-- START OF ENTRIES --
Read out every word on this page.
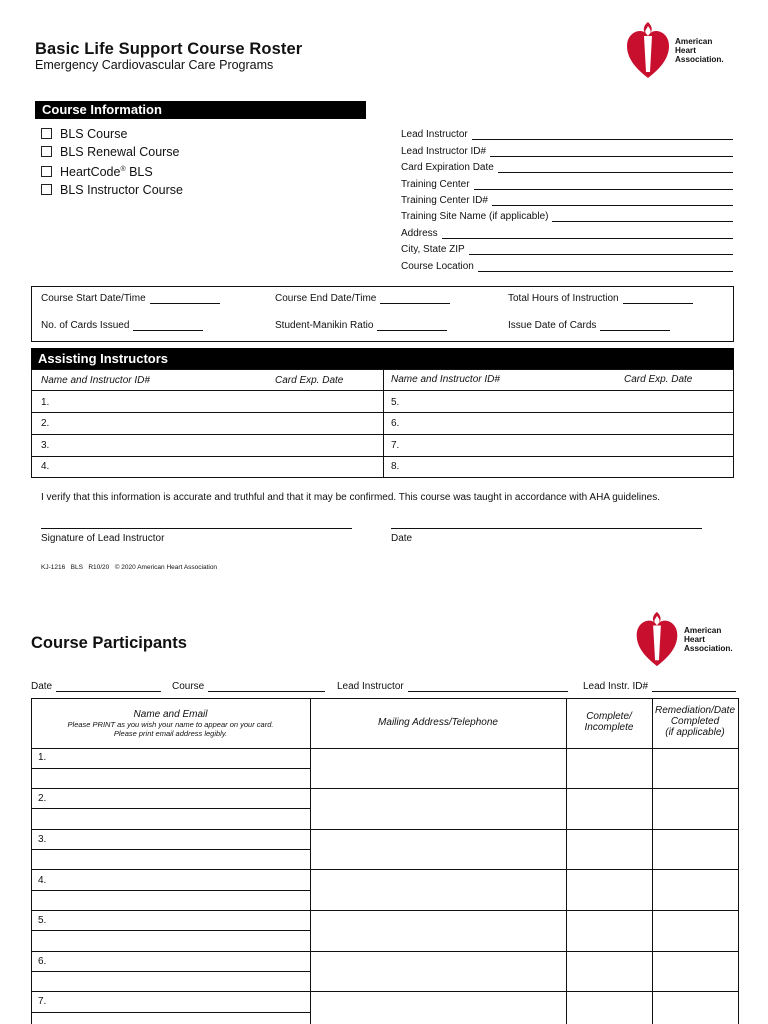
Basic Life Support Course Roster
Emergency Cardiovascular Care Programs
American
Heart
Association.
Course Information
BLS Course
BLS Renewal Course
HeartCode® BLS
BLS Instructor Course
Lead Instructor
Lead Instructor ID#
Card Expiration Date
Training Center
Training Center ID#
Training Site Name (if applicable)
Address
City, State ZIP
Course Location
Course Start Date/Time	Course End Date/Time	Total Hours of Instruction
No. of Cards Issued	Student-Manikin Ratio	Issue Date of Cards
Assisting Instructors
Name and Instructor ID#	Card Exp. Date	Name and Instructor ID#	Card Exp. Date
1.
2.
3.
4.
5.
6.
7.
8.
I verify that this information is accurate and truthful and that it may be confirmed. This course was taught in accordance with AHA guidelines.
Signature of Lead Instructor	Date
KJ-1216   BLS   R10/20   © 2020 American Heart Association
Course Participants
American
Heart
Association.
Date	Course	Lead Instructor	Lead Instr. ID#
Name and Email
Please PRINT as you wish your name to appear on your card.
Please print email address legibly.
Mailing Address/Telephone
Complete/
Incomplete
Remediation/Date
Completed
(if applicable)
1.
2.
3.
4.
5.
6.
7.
-- END OF ENTRIES --
- EXERCISE INSTRUCTIONS -
Gather from the records above every line containing the string "this".

- EXERCISE SOLUTION -
Read out every word on this page.
I verify that this information is accurate and truthful and that it may be confirmed. This course was taught in accordance with AHA guidelines.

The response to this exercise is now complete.